### RECORDS FOR PROCESSING

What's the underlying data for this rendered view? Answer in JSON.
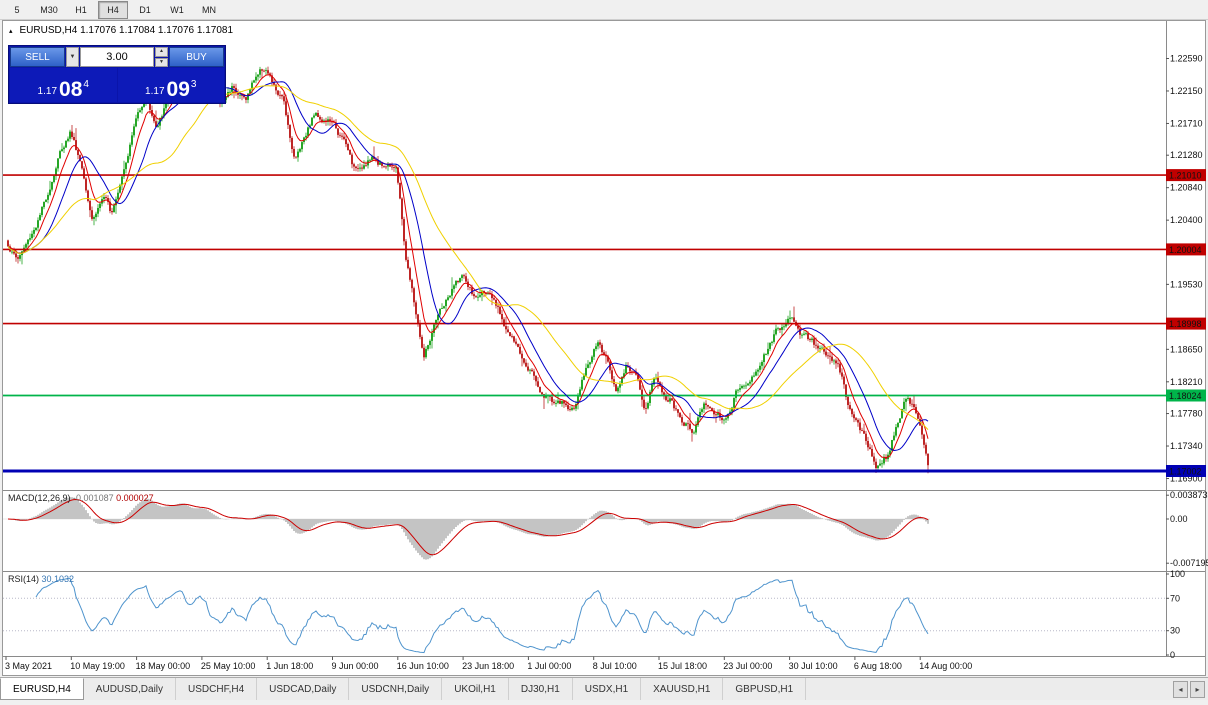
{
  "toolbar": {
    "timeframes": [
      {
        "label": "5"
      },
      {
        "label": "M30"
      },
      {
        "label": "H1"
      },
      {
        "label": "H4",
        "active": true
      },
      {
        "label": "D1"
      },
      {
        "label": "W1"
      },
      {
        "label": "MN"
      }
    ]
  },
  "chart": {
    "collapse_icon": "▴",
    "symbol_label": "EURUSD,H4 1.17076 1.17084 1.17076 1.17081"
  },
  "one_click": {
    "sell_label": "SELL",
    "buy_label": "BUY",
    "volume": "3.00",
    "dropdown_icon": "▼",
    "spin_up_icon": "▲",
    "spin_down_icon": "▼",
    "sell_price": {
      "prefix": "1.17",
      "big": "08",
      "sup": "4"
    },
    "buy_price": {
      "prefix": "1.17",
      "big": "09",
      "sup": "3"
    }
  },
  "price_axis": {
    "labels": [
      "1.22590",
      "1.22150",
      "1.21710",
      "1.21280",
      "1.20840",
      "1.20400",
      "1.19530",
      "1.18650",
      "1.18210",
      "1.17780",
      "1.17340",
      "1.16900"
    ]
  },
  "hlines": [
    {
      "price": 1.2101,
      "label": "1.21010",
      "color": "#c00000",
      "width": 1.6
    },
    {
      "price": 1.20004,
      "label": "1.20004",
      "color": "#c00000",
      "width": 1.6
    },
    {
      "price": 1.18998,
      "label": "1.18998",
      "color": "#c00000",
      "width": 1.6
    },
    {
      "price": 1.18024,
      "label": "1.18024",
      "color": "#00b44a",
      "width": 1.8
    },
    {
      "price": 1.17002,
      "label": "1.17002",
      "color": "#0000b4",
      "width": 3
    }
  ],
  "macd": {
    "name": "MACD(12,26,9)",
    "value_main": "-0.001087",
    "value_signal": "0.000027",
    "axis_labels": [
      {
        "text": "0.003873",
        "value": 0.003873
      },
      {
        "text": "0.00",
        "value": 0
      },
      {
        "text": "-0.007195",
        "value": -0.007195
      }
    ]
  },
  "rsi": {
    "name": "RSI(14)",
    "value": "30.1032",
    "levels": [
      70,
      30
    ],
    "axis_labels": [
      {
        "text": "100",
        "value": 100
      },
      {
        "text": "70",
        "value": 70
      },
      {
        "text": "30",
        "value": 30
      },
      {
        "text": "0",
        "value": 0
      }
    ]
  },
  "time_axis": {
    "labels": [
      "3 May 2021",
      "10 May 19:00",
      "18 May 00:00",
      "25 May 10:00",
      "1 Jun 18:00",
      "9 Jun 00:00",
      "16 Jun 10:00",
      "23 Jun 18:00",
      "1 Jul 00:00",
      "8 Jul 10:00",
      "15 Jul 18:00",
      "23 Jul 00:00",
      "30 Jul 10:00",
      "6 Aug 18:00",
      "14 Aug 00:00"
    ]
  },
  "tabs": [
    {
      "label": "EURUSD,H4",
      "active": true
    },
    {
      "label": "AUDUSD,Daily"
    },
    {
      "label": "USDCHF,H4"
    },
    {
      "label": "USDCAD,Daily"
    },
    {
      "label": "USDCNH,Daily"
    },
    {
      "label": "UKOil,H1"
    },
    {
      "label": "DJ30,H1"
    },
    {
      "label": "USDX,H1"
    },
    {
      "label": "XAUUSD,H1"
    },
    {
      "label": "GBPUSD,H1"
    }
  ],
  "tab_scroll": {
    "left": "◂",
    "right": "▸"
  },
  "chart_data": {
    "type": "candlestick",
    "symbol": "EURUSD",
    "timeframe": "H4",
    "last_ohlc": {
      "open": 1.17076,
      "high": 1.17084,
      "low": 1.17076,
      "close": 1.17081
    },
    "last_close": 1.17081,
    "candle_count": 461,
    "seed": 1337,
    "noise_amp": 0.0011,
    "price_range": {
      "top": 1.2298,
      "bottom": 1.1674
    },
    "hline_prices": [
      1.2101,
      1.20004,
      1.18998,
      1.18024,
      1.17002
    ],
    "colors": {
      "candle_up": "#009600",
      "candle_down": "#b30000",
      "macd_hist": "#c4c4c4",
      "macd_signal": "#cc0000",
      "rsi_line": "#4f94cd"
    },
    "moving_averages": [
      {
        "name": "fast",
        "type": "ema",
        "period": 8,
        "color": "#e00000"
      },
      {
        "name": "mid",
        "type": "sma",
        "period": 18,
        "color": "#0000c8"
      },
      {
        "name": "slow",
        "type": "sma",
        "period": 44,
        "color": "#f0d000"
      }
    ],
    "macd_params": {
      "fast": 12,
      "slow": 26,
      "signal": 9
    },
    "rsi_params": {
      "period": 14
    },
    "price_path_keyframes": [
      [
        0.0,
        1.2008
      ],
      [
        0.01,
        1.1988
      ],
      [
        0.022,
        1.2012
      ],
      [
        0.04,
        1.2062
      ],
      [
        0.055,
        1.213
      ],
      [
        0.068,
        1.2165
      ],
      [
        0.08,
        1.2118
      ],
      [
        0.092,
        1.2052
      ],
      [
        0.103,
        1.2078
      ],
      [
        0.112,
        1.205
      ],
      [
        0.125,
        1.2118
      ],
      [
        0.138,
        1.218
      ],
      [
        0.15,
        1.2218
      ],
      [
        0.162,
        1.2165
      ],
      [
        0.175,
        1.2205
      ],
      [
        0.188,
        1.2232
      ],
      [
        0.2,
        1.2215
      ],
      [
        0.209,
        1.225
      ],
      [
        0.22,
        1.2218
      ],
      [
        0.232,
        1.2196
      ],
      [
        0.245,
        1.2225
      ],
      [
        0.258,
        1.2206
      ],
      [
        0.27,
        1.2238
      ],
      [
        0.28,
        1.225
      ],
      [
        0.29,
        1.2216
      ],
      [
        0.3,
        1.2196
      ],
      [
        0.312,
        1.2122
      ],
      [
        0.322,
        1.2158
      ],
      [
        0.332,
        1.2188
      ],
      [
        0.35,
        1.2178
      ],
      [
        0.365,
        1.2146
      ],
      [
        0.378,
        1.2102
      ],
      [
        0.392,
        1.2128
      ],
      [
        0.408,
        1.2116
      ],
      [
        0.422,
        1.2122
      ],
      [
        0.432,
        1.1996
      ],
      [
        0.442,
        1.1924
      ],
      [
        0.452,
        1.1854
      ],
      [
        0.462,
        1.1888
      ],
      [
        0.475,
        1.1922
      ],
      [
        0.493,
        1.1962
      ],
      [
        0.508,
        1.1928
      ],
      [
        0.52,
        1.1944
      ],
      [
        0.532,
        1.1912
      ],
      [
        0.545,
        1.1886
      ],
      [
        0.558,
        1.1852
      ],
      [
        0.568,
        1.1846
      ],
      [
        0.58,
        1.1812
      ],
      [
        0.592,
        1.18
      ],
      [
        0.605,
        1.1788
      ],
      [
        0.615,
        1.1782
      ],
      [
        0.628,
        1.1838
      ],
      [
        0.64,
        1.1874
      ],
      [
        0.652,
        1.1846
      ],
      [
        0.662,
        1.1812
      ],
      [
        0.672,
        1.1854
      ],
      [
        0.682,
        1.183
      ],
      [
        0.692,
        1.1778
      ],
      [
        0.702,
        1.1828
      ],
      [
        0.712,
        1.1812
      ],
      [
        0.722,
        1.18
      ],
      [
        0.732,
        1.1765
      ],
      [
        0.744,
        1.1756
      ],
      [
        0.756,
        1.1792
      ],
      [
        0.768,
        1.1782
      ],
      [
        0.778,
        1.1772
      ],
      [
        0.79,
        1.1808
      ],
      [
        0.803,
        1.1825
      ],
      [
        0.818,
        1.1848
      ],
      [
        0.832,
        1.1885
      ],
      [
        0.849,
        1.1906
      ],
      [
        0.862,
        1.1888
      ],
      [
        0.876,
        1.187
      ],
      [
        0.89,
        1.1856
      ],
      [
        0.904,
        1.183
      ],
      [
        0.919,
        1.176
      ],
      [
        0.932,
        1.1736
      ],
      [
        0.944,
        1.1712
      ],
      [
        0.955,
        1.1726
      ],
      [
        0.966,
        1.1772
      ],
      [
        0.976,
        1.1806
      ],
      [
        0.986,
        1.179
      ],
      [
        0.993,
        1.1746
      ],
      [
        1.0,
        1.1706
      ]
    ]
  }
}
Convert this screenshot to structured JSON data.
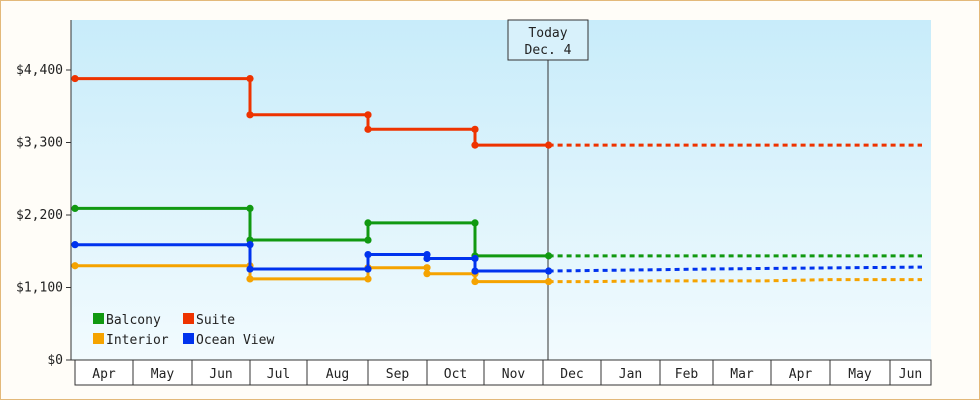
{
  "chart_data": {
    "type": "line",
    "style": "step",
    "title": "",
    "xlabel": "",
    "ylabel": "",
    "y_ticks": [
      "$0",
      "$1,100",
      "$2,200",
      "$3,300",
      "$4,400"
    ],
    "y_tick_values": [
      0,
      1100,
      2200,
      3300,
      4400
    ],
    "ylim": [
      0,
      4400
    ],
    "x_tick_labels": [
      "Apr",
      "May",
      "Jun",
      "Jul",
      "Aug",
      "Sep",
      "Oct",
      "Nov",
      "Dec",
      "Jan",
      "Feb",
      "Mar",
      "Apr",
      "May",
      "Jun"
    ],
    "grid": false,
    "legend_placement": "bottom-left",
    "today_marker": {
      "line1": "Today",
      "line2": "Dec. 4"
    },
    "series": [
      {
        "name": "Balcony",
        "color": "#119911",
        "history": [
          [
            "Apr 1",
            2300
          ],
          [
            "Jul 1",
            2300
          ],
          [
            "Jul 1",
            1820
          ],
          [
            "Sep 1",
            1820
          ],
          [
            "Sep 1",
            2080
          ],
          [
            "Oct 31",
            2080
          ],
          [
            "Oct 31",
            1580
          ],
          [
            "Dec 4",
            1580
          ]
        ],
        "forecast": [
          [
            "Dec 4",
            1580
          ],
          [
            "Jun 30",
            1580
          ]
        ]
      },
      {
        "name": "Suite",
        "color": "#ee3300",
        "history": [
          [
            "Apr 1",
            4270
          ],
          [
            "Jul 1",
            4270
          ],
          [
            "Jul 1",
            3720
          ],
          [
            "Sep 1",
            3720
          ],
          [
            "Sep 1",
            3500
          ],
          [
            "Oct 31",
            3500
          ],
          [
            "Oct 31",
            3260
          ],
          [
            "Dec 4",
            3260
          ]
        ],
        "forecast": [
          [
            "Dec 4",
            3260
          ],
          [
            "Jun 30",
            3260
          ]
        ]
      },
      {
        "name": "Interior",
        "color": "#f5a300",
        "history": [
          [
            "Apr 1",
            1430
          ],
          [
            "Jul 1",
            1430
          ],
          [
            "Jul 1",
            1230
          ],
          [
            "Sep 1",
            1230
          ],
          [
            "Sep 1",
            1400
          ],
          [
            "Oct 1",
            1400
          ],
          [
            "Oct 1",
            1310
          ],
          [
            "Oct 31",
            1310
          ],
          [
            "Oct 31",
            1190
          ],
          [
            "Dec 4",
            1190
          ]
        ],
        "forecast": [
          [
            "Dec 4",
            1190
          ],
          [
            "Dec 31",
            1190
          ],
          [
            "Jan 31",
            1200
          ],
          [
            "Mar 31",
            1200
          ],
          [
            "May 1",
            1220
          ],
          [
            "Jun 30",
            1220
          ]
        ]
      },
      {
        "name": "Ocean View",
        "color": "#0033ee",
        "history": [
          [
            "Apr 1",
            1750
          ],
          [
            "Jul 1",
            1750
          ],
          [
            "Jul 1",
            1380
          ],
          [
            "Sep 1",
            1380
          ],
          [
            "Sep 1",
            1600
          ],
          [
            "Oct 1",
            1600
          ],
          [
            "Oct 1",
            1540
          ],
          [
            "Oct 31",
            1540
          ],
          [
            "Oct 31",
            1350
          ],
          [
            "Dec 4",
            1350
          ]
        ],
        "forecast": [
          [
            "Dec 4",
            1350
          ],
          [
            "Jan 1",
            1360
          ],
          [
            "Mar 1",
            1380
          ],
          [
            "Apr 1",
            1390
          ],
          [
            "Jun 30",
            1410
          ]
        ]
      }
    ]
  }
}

### WHAT IS ASKED
Among these entries, how many lines include the string "bottom"? Reply with the number by itself.

### REPLY
2